==== RECORD LIST ====
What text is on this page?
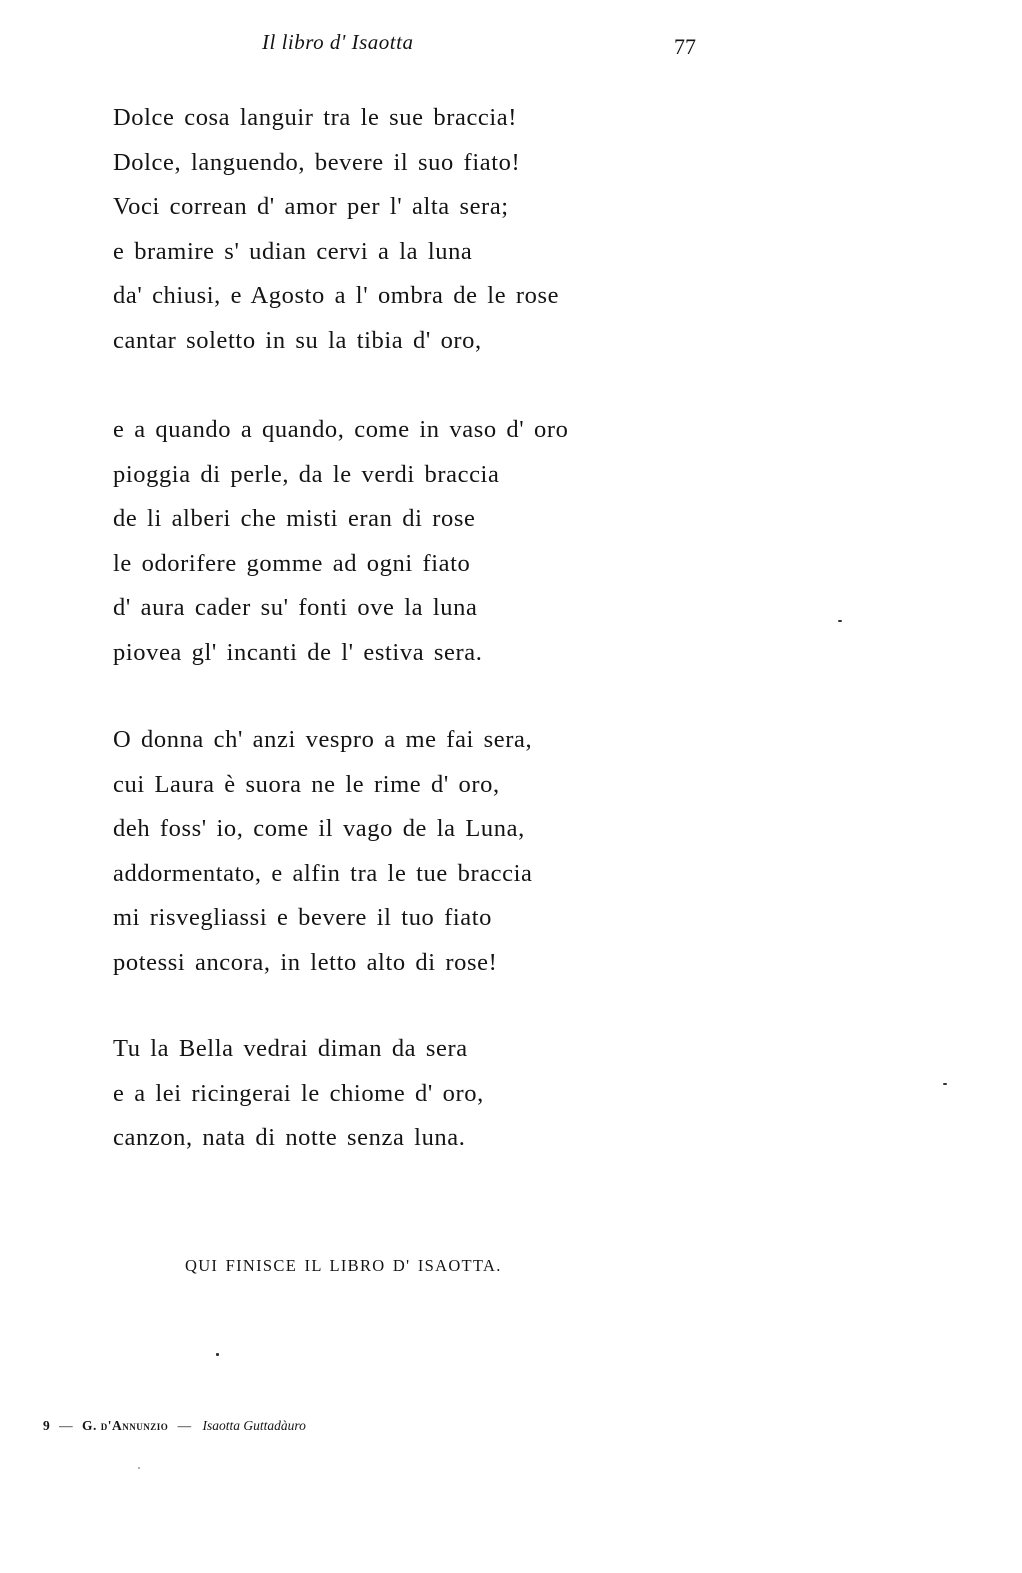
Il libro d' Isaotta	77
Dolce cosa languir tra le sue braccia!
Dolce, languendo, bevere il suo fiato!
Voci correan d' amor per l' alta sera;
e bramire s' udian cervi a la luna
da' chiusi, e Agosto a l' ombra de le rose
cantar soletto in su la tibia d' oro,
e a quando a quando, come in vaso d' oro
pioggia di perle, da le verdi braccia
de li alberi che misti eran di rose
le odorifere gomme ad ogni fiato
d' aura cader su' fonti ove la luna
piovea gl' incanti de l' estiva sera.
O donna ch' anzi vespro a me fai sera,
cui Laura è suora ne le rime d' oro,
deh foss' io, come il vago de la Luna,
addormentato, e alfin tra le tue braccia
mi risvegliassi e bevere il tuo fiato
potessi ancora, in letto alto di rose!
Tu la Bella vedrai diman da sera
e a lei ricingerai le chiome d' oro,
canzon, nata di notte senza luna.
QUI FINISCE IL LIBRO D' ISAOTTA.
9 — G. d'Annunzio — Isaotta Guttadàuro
====
EXERCISE GOAL:
Gather from the entries above all lines that include the string "Dolce".

ANSWER TO THIS TASK:
Dolce cosa languir tra le sue braccia!
Dolce, languendo, bevere il suo fiato!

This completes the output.